> What to do
Nothing should be left out: output all of the entries exactly.

[Data records]
* * *
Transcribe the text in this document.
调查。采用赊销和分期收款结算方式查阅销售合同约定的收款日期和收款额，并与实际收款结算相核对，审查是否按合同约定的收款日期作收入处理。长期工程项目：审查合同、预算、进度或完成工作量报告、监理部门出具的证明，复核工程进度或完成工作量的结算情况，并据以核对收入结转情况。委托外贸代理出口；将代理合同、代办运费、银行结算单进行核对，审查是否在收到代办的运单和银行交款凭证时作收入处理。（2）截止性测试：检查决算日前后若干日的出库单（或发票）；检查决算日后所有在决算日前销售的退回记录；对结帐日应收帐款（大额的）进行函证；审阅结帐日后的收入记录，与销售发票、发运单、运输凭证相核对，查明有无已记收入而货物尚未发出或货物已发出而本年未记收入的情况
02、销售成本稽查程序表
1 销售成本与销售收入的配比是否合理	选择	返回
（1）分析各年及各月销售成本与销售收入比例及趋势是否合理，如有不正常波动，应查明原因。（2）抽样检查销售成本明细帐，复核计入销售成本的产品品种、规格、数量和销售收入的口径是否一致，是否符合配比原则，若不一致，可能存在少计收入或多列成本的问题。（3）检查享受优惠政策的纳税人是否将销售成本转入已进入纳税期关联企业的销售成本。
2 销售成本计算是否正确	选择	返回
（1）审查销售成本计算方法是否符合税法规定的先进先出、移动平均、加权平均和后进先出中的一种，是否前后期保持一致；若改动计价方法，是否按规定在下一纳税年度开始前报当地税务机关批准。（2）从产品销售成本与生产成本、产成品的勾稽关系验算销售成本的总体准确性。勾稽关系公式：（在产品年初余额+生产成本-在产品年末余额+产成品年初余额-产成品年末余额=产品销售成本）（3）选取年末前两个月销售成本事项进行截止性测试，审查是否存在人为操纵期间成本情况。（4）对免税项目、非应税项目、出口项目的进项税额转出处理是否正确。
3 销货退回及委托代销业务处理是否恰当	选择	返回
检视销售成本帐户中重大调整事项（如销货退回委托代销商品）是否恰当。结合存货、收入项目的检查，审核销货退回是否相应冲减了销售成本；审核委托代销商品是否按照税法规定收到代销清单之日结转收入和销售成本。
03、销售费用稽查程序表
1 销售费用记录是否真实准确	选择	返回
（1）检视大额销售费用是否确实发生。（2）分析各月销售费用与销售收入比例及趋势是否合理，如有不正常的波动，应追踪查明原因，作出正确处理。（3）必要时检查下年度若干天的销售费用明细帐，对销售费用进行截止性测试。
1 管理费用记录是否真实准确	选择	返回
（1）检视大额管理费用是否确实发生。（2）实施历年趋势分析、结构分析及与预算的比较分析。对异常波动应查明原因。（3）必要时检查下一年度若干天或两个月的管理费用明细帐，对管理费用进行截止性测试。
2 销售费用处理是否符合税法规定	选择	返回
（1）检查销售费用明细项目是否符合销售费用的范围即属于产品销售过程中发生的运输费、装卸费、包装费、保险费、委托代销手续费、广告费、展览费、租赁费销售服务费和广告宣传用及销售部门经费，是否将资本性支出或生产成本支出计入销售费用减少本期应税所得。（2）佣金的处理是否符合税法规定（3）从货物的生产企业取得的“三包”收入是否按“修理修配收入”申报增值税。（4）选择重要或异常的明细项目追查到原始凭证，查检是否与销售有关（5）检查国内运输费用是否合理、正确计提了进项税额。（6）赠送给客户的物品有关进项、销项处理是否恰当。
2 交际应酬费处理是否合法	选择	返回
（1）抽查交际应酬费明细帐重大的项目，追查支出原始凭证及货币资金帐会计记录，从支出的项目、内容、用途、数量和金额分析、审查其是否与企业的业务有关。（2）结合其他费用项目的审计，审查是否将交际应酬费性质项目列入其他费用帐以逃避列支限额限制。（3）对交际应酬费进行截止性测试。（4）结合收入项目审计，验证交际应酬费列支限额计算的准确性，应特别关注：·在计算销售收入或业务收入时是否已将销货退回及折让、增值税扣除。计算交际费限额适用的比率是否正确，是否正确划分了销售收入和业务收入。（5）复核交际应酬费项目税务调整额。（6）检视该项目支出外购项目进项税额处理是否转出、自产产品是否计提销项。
* * *
> Result of this exercise
Transcribe the text in this document.
调查。采用赊销和分期收款结算方式查阅销售合同约定的收款日期和收款额，并与实际收款结算相核对，审查是否按合同约定的收款日期作收入处理。长期工程项目：审查合同、预算、进度或完成工作量报告、监理部门出具的证明，复核工程进度或完成工作量的结算情况，并据以核对收入结转情况。委托外贸代理出口；将代理合同、代办运费、银行结算单进行核对，审查是否在收到代办的运单和银行交款凭证时作收入处理。（2）截止性测试：检查决算日前后若干日的出库单（或发票）；检查决算日后所有在决算日前销售的退回记录；对结帐日应收帐款（大额的）进行函证；审阅结帐日后的收入记录，与销售发票、发运单、运输凭证相核对，查明有无已记收入而货物尚未发出或货物已发出而本年未记收入的情况
02、销售成本稽查程序表
1 销售成本与销售收入的配比是否合理	选择	返回
（1）分析各年及各月销售成本与销售收入比例及趋势是否合理，如有不正常波动，应查明原因。（2）抽样检查销售成本明细帐，复核计入销售成本的产品品种、规格、数量和销售收入的口径是否一致，是否符合配比原则，若不一致，可能存在少计收入或多列成本的问题。（3）检查享受优惠政策的纳税人是否将销售成本转入已进入纳税期关联企业的销售成本。
2 销售成本计算是否正确	选择	返回
（1）审查销售成本计算方法是否符合税法规定的先进先出、移动平均、加权平均和后进先出中的一种，是否前后期保持一致；若改动计价方法，是否按规定在下一纳税年度开始前报当地税务机关批准。（2）从产品销售成本与生产成本、产成品的勾稽关系验算销售成本的总体准确性。勾稽关系公式：（在产品年初余额+生产成本-在产品年末余额+产成品年初余额-产成品年末余额=产品销售成本）（3）选取年末前两个月销售成本事项进行截止性测试，审查是否存在人为操纵期间成本情况。（4）对免税项目、非应税项目、出口项目的进项税额转出处理是否正确。
3 销货退回及委托代销业务处理是否恰当	选择	返回
检视销售成本帐户中重大调整事项（如销货退回委托代销商品）是否恰当。结合存货、收入项目的检查，审核销货退回是否相应冲减了销售成本；审核委托代销商品是否按照税法规定收到代销清单之日结转收入和销售成本。
03、销售费用稽查程序表
1 销售费用记录是否真实准确	选择	返回
（1）检视大额销售费用是否确实发生。（2）分析各月销售费用与销售收入比例及趋势是否合理，如有不正常的波动，应追踪查明原因，作出正确处理。（3）必要时检查下年度若干天的销售费用明细帐，对销售费用进行截止性测试。
1 管理费用记录是否真实准确	选择	返回
（1）检视大额管理费用是否确实发生。（2）实施历年趋势分析、结构分析及与预算的比较分析。对异常波动应查明原因。（3）必要时检查下一年度若干天或两个月的管理费用明细帐，对管理费用进行截止性测试。
2 销售费用处理是否符合税法规定	选择	返回
（1）检查销售费用明细项目是否符合销售费用的范围即属于产品销售过程中发生的运输费、装卸费、包装费、保险费、委托代销手续费、广告费、展览费、租赁费销售服务费和广告宣传用及销售部门经费，是否将资本性支出或生产成本支出计入销售费用减少本期应税所得。（2）佣金的处理是否符合税法规定（3）从货物的生产企业取得的“三包”收入是否按“修理修配收入”申报增值税。（4）选择重要或异常的明细项目追查到原始凭证，查检是否与销售有关（5）检查国内运输费用是否合理、正确计提了进项税额。（6）赠送给客户的物品有关进项、销项处理是否恰当。
2 交际应酬费处理是否合法	选择	返回
（1）抽查交际应酬费明细帐重大的项目，追查支出原始凭证及货币资金帐会计记录，从支出的项目、内容、用途、数量和金额分析、审查其是否与企业的业务有关。（2）结合其他费用项目的审计，审查是否将交际应酬费性质项目列入其他费用帐以逃避列支限额限制。（3）对交际应酬费进行截止性测试。（4）结合收入项目审计，验证交际应酬费列支限额计算的准确性，应特别关注：·在计算销售收入或业务收入时是否已将销货退回及折让、增值税扣除。计算交际费限额适用的比率是否正确，是否正确划分了销售收入和业务收入。（5）复核交际应酬费项目税务调整额。（6）检视该项目支出外购项目进项税额处理是否转出、自产产品是否计提销项。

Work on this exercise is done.